TO BE DONE
Can you pull out each line of the data below that includes the word "JSON"?

(Data items)
|---|
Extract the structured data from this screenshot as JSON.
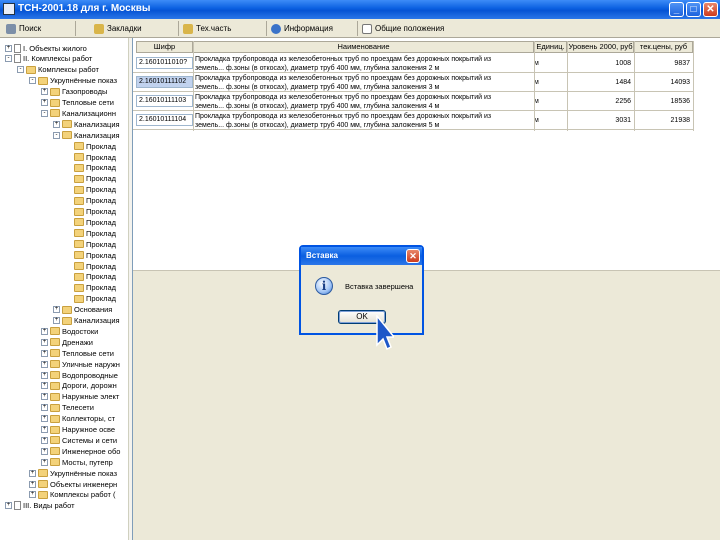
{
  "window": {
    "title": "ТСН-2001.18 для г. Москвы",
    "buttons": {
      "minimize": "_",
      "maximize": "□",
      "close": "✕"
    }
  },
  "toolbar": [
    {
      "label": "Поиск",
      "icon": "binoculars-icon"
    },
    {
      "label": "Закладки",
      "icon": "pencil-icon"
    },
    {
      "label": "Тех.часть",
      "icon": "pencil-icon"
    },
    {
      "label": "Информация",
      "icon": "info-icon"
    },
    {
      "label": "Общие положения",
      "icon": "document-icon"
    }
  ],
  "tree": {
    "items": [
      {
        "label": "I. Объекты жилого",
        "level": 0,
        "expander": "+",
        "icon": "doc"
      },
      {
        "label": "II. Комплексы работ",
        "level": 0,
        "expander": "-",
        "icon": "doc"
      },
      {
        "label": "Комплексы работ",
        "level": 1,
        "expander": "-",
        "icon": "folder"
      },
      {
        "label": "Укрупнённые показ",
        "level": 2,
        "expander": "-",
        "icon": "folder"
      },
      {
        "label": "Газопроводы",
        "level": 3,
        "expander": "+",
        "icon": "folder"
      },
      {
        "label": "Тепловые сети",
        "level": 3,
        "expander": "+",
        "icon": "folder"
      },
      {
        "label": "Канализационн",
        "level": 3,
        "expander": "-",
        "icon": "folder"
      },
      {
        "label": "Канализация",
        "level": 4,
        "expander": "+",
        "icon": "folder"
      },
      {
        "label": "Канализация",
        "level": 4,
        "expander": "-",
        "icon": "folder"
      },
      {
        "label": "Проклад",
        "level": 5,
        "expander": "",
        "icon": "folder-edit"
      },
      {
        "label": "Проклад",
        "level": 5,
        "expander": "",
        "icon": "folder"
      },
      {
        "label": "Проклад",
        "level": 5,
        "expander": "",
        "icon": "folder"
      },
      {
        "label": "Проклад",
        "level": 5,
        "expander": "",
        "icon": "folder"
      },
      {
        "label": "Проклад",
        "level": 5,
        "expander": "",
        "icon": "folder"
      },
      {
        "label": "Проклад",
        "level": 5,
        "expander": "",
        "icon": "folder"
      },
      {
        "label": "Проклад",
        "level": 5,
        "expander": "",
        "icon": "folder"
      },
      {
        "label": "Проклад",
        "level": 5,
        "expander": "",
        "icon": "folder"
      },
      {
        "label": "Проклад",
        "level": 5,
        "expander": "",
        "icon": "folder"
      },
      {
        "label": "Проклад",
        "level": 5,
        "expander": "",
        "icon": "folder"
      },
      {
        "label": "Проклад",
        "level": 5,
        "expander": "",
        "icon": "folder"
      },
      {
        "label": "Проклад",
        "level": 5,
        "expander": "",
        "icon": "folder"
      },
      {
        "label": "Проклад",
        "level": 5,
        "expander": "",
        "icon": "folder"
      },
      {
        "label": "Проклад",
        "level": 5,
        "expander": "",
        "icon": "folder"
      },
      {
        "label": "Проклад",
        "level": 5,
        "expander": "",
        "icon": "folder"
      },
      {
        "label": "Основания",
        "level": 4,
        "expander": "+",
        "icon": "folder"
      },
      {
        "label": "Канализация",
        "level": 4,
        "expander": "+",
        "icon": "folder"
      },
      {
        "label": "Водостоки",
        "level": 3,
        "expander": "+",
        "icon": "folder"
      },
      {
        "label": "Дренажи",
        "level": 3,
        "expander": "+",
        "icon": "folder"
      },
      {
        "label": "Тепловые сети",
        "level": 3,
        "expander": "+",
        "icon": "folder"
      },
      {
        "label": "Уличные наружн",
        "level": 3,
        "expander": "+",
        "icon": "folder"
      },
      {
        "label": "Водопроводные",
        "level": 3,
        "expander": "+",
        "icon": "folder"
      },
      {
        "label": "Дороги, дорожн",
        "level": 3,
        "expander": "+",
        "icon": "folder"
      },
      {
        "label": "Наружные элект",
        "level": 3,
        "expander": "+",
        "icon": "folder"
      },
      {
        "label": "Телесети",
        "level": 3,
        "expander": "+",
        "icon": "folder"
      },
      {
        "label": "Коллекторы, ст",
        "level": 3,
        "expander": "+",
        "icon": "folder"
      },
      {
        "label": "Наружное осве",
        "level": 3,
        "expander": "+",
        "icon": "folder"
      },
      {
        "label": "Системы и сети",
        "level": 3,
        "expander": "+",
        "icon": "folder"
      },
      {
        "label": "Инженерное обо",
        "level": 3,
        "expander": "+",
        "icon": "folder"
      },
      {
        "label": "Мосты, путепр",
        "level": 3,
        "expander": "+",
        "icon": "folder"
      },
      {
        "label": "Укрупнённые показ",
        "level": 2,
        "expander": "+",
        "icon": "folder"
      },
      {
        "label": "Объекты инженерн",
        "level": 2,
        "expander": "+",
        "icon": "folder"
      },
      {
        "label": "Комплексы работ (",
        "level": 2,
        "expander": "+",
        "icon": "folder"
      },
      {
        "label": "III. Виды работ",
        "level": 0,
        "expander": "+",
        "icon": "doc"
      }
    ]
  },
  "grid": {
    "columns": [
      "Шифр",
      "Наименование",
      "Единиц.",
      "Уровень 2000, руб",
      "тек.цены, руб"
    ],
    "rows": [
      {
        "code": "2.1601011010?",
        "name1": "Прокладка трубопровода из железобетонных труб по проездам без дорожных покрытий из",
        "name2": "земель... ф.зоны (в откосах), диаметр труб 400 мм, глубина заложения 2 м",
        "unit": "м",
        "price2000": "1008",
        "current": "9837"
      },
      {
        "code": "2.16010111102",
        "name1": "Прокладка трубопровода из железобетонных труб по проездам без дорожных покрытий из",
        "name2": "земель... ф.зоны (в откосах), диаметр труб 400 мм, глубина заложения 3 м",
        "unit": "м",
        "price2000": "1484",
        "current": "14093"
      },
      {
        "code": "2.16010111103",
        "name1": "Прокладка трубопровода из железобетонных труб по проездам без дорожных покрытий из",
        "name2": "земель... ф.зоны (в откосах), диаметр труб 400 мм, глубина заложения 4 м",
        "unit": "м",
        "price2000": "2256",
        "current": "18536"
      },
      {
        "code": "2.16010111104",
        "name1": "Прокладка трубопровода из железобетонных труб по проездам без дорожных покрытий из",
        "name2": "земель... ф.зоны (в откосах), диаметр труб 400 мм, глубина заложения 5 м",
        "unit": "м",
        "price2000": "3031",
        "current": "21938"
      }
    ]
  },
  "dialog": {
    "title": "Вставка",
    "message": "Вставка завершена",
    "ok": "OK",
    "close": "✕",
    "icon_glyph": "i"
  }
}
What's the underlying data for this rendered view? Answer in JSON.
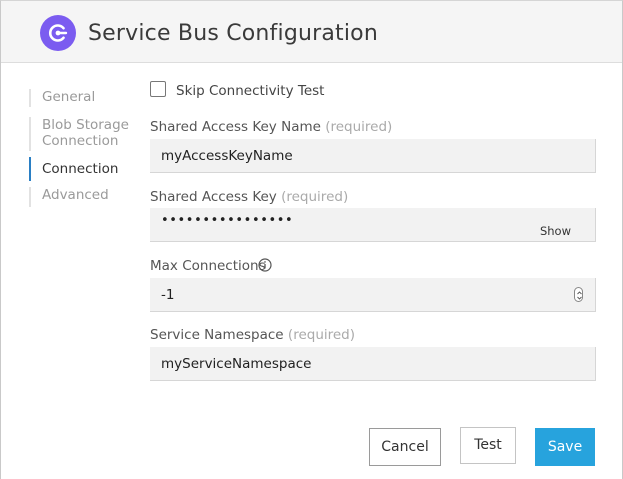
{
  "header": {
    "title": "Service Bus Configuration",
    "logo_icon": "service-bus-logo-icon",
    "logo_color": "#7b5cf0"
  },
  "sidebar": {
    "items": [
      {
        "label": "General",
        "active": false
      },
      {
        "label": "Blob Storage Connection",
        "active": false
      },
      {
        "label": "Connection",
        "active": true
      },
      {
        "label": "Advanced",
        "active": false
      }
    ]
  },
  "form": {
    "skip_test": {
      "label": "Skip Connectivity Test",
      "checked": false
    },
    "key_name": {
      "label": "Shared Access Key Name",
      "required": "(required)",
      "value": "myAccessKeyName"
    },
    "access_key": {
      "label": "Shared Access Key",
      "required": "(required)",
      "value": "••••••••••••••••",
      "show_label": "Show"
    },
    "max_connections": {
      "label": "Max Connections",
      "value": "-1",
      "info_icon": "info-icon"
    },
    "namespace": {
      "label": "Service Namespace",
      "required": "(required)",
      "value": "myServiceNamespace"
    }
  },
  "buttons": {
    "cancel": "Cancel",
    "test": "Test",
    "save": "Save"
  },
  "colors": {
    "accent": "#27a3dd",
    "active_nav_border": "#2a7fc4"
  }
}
|---|
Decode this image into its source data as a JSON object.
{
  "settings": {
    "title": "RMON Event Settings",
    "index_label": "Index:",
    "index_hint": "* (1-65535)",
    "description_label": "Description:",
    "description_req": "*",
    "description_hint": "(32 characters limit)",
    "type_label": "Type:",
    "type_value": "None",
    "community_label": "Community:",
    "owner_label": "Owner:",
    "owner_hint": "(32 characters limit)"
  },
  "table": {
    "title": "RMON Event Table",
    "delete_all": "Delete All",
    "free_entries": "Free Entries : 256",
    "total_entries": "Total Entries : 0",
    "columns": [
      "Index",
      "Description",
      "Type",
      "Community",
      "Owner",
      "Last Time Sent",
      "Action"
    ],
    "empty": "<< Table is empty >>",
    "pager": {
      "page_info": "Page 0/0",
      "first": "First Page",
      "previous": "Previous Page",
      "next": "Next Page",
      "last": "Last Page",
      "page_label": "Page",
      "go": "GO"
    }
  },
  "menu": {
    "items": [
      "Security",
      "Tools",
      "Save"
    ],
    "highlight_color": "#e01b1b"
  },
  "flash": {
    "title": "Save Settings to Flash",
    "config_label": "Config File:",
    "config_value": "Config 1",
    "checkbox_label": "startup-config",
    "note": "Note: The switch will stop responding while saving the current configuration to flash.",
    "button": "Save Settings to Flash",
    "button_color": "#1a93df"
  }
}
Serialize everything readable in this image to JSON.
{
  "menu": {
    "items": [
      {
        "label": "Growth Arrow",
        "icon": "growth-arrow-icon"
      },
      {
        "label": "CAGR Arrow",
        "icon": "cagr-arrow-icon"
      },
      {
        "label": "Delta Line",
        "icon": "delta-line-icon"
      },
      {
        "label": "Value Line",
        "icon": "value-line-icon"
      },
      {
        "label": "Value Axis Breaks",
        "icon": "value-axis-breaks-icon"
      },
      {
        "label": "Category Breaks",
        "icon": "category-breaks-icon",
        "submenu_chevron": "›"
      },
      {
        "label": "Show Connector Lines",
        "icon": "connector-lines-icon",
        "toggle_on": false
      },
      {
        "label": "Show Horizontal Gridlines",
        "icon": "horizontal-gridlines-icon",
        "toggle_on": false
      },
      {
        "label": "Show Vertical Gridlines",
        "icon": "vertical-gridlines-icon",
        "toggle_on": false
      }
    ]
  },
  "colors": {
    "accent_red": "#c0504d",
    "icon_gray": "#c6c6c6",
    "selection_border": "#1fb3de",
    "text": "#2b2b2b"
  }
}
|---|
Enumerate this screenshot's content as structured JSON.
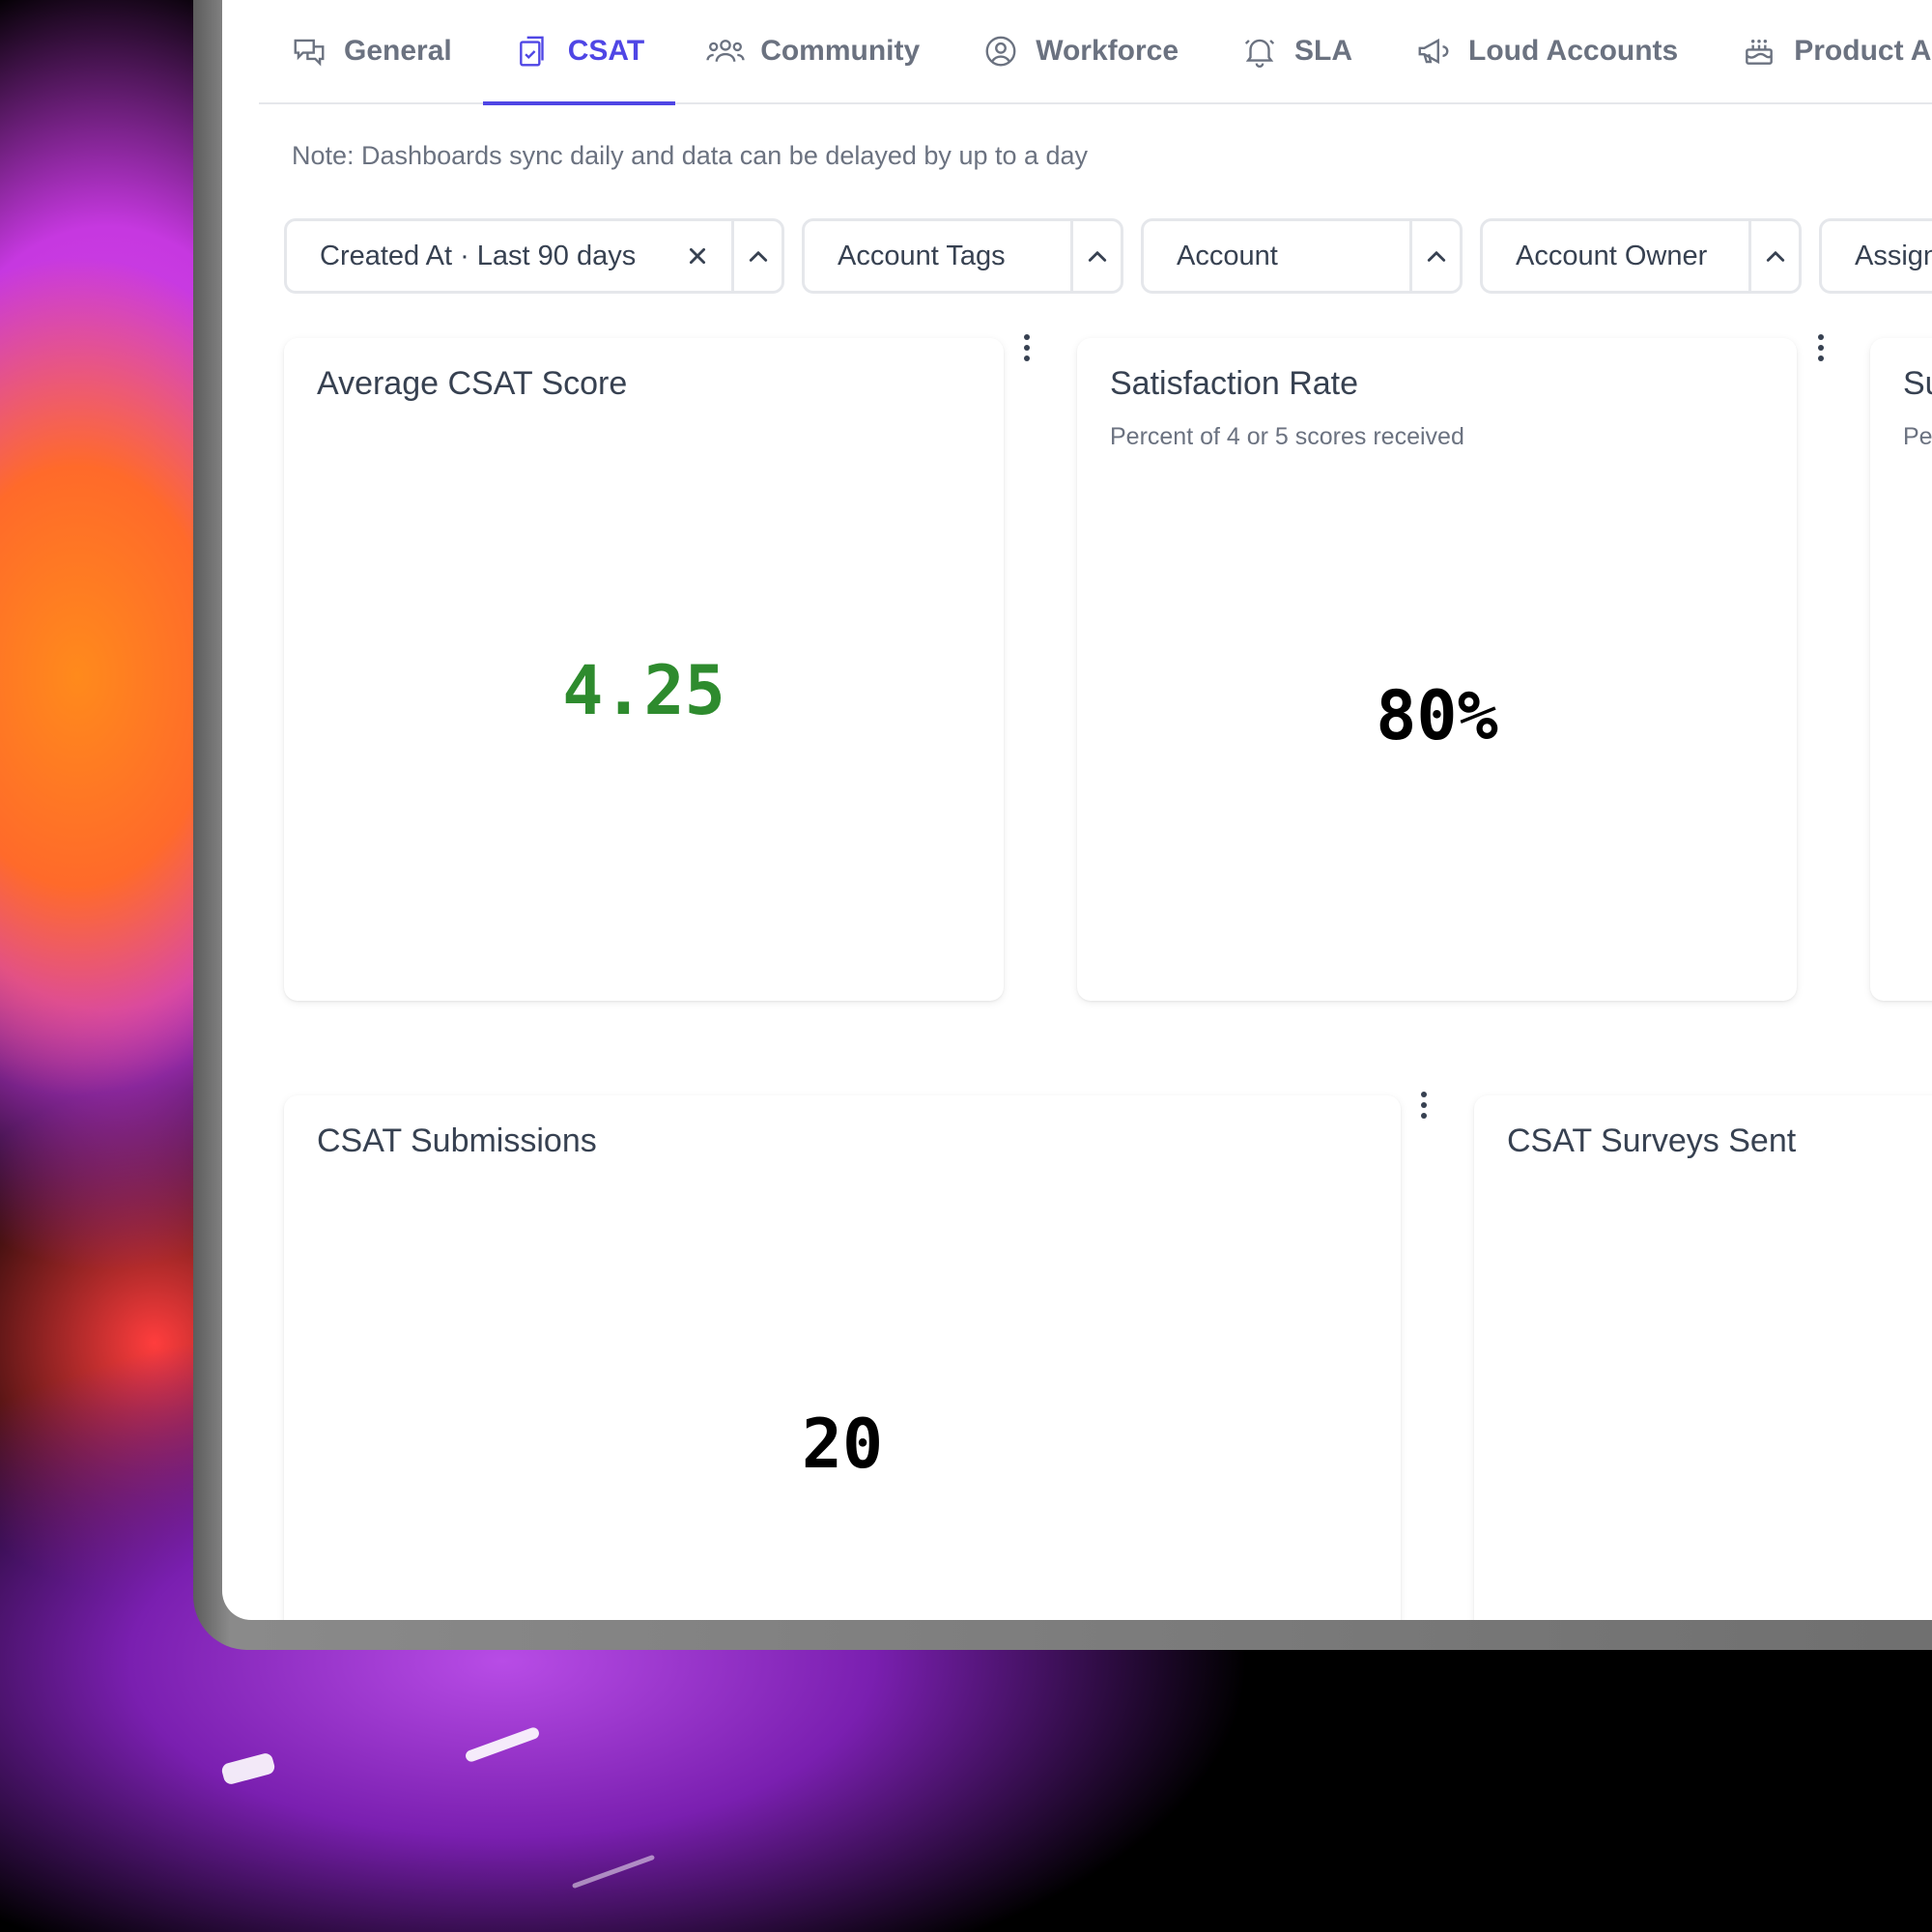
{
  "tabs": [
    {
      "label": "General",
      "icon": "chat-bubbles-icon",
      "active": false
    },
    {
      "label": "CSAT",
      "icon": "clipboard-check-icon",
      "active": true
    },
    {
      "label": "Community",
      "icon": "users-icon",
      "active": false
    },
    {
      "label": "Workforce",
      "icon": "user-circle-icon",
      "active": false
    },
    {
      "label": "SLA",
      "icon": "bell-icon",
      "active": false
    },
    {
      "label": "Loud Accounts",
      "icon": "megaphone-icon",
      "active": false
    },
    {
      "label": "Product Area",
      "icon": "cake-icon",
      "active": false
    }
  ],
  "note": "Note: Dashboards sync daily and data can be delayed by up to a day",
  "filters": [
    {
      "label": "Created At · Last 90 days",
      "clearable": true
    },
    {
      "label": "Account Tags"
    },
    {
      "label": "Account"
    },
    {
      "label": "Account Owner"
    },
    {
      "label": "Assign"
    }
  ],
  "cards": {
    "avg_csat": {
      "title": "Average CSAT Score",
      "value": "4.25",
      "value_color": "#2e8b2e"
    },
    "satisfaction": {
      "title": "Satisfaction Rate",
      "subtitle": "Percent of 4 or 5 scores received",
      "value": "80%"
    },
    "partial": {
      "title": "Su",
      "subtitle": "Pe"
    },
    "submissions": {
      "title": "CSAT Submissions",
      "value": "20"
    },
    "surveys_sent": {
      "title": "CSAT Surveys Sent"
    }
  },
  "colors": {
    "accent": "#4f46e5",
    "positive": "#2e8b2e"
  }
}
|---|
ANSWER IN FULL
Extract the structured data from this screenshot as JSON.
What's the underlying data for this rendered view? Answer in JSON.
Decode this image into its source data as a JSON object.
Serialize everything readable in this image to JSON.
Enumerate this screenshot's content as structured JSON.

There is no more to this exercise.